- What this task involves -
Give a verbatim copy of the lines below, minus the pictures.

++++

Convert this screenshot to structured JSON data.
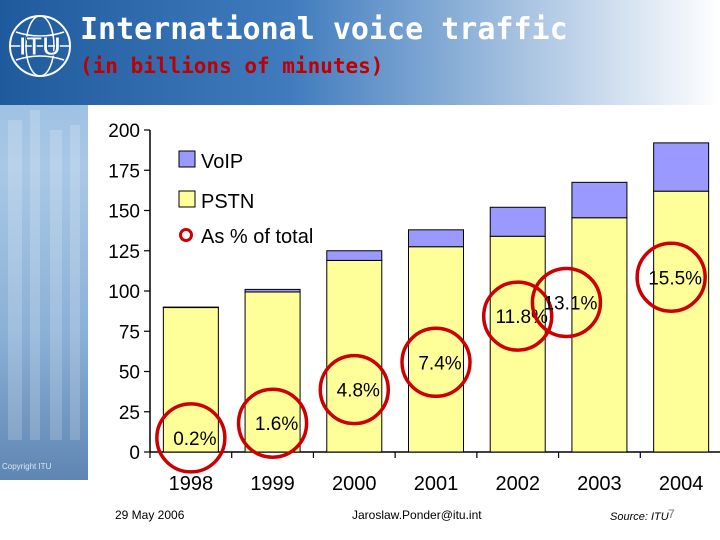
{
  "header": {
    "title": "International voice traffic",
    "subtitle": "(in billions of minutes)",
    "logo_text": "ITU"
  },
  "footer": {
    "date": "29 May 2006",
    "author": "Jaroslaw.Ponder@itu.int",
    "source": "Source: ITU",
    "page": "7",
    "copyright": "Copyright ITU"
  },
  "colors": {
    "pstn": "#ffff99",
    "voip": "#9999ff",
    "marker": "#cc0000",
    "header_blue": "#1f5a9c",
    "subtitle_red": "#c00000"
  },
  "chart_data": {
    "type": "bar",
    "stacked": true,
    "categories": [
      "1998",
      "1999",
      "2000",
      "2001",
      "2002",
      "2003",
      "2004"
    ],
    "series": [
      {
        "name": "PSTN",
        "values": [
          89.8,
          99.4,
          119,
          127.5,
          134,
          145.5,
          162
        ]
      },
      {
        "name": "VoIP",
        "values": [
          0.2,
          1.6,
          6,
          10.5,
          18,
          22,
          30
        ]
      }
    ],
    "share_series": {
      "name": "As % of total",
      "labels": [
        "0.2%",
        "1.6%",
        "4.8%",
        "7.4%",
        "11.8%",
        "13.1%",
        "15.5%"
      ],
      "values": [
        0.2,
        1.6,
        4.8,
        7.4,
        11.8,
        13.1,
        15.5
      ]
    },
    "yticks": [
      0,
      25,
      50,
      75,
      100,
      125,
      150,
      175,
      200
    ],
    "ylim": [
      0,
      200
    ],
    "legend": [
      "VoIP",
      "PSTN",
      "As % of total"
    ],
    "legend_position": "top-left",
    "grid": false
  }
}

++++

- The output -
Convert this screenshot to structured JSON data.
{
  "header": {
    "title": "International voice traffic",
    "subtitle": "(in billions of minutes)",
    "logo_text": "ITU"
  },
  "footer": {
    "date": "29 May 2006",
    "author": "Jaroslaw.Ponder@itu.int",
    "source": "Source: ITU",
    "page": "7",
    "copyright": "Copyright ITU"
  },
  "colors": {
    "pstn": "#ffff99",
    "voip": "#9999ff",
    "marker": "#cc0000",
    "header_blue": "#1f5a9c",
    "subtitle_red": "#c00000"
  },
  "chart_data": {
    "type": "bar",
    "stacked": true,
    "categories": [
      "1998",
      "1999",
      "2000",
      "2001",
      "2002",
      "2003",
      "2004"
    ],
    "series": [
      {
        "name": "PSTN",
        "values": [
          89.8,
          99.4,
          119,
          127.5,
          134,
          145.5,
          162
        ]
      },
      {
        "name": "VoIP",
        "values": [
          0.2,
          1.6,
          6,
          10.5,
          18,
          22,
          30
        ]
      }
    ],
    "share_series": {
      "name": "As % of total",
      "labels": [
        "0.2%",
        "1.6%",
        "4.8%",
        "7.4%",
        "11.8%",
        "13.1%",
        "15.5%"
      ],
      "values": [
        0.2,
        1.6,
        4.8,
        7.4,
        11.8,
        13.1,
        15.5
      ]
    },
    "yticks": [
      0,
      25,
      50,
      75,
      100,
      125,
      150,
      175,
      200
    ],
    "ylim": [
      0,
      200
    ],
    "legend": [
      "VoIP",
      "PSTN",
      "As % of total"
    ],
    "legend_position": "top-left",
    "grid": false
  }
}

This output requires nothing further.